(Stored data)

[START]

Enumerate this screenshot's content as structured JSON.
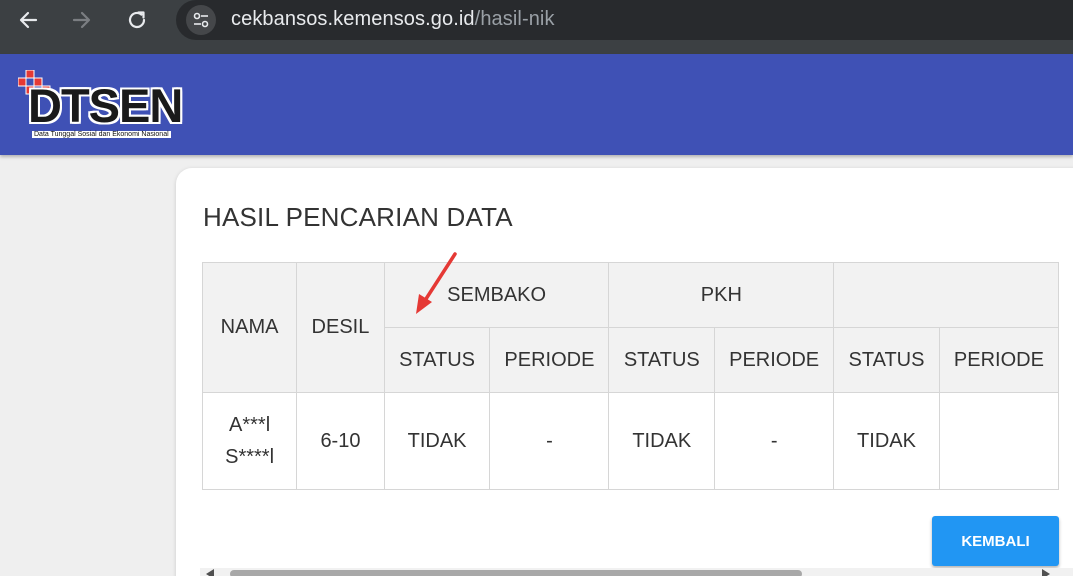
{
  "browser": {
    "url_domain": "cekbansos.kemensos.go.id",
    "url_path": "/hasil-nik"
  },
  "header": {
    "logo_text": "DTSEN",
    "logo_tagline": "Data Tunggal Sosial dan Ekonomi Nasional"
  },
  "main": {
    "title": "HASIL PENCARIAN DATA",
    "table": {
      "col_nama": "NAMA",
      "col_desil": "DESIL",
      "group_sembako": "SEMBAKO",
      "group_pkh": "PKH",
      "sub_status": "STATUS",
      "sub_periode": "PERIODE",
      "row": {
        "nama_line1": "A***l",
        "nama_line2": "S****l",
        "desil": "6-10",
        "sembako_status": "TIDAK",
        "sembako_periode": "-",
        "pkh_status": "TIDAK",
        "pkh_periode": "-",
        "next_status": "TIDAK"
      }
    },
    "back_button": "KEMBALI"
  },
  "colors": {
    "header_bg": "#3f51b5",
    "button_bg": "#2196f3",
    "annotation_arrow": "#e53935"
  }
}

[END]
[START]

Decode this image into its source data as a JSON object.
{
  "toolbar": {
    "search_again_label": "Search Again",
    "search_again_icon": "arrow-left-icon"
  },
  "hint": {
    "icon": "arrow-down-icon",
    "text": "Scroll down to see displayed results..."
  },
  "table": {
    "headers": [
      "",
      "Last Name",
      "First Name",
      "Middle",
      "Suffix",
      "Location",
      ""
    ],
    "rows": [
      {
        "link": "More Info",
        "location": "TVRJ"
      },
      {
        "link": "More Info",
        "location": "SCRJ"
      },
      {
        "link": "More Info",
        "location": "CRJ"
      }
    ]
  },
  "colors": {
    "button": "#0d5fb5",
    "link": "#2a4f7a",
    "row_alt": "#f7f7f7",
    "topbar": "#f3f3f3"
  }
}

[END]
[START]

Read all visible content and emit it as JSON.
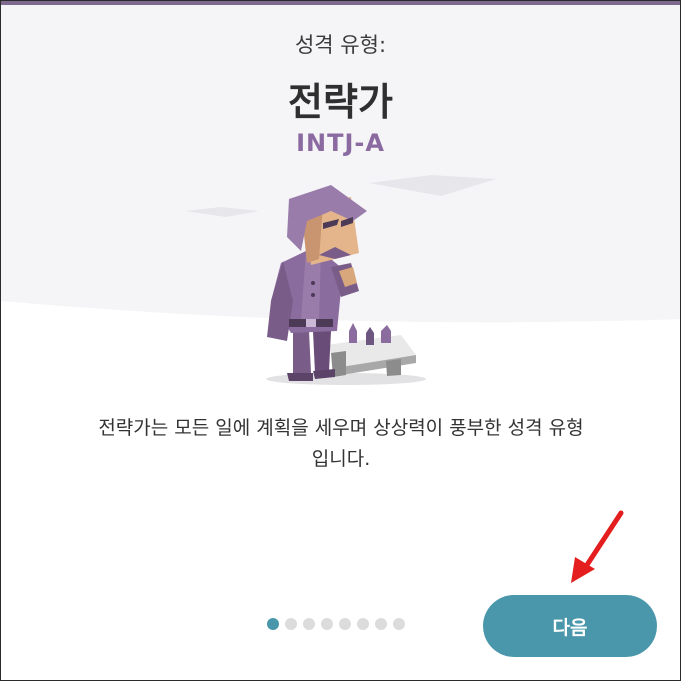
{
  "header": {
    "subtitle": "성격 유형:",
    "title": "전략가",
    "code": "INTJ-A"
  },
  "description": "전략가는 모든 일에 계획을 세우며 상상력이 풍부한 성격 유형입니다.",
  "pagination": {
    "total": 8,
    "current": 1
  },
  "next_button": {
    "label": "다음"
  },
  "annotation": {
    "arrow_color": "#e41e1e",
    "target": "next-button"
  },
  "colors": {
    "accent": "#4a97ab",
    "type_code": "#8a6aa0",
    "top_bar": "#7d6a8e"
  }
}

[END]

**WHAT IS EXPECTED:** Report how many lines in the data contain the word "down", with no words besides the number.

**TASK OUTPUT:** 2